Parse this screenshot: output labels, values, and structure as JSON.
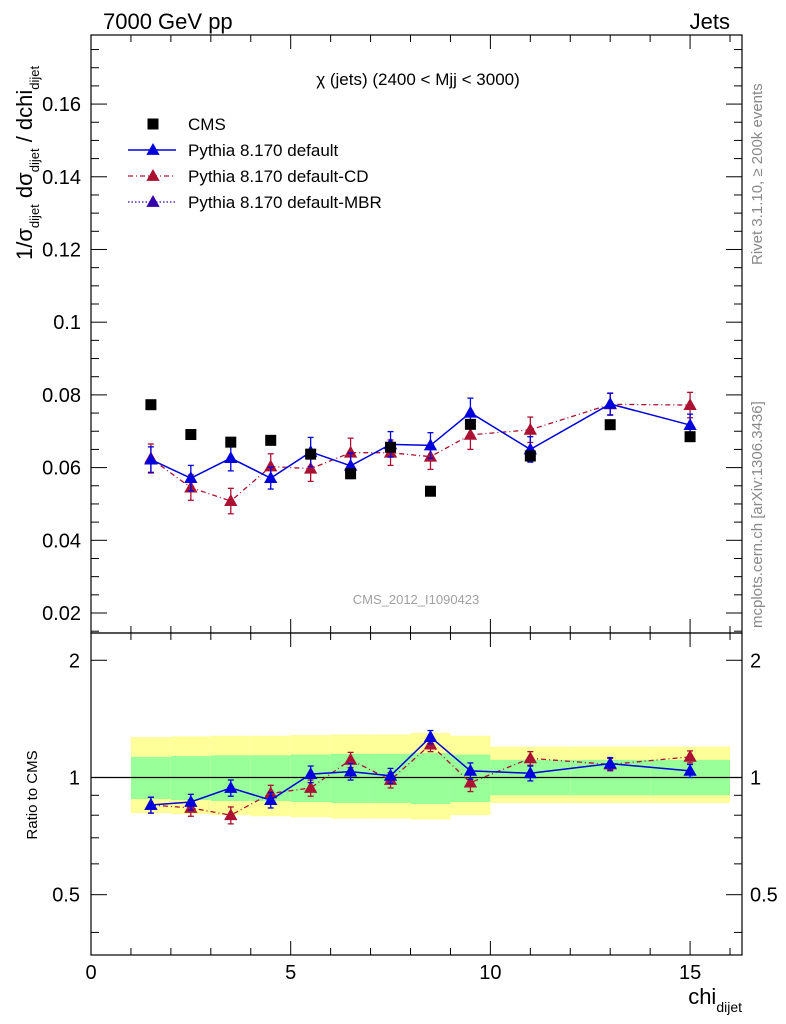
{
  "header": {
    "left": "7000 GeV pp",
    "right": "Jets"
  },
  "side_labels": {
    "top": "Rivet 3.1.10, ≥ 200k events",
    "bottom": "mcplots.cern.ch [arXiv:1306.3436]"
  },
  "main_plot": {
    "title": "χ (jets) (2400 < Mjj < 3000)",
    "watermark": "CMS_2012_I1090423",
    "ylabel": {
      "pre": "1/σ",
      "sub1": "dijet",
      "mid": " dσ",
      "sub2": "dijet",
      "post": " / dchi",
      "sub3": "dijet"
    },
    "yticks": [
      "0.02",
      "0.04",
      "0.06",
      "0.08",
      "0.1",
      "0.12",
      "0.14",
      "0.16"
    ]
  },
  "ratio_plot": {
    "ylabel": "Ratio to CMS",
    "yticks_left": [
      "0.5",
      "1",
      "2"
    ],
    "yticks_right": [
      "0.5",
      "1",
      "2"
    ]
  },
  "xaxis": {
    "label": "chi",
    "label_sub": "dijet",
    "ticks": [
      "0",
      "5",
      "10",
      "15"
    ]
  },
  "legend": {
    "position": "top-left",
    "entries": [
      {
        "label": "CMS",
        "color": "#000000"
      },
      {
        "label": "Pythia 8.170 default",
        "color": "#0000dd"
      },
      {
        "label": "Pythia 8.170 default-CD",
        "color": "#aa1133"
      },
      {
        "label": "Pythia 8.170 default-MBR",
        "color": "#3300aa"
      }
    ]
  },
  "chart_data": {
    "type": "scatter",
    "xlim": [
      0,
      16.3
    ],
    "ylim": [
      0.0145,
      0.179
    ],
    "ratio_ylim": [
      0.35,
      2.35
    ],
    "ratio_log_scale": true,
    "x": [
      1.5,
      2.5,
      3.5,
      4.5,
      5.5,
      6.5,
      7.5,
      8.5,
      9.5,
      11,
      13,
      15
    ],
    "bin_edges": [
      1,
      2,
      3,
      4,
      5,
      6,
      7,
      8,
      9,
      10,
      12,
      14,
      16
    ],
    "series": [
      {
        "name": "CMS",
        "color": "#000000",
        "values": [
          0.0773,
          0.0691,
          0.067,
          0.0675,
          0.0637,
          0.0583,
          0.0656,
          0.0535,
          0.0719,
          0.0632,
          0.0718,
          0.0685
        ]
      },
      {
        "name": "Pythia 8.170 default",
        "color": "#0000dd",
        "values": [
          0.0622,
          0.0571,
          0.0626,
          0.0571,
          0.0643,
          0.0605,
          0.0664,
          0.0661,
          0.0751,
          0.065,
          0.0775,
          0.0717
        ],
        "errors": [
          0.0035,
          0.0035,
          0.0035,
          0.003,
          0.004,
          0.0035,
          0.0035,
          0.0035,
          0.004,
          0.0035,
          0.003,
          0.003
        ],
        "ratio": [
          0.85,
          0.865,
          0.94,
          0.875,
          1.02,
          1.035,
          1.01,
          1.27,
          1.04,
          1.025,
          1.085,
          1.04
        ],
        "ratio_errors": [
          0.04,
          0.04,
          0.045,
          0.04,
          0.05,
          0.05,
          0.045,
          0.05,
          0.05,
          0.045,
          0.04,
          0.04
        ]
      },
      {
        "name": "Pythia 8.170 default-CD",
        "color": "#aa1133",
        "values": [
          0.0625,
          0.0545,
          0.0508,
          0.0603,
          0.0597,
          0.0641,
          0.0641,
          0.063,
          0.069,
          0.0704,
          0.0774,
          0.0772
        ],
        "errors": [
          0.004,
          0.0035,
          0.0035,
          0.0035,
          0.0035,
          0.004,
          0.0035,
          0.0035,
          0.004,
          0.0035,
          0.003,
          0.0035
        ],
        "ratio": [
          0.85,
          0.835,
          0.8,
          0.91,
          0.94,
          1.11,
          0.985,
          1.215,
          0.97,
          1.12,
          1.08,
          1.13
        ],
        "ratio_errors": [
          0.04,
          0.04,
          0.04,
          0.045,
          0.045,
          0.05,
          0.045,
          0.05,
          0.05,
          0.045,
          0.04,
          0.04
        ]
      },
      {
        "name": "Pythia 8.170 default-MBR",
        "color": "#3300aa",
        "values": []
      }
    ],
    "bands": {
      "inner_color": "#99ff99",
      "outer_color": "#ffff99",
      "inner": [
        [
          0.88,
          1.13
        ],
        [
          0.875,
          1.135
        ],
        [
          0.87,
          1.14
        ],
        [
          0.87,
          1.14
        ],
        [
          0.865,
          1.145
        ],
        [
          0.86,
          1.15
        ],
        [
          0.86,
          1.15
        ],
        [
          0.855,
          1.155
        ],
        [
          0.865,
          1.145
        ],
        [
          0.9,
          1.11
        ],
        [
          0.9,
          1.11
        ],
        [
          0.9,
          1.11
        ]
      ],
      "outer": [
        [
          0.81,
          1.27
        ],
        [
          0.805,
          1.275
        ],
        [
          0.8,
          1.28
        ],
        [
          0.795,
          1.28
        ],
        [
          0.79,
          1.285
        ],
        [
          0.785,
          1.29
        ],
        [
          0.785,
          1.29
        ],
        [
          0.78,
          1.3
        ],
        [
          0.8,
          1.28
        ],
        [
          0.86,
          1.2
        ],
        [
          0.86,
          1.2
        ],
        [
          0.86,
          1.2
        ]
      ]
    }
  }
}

- - - -

TASK DIRECTIONS | Your answer should be a single number: how many lines in the data above include "dijet"?

WRITTEN REPLY | 4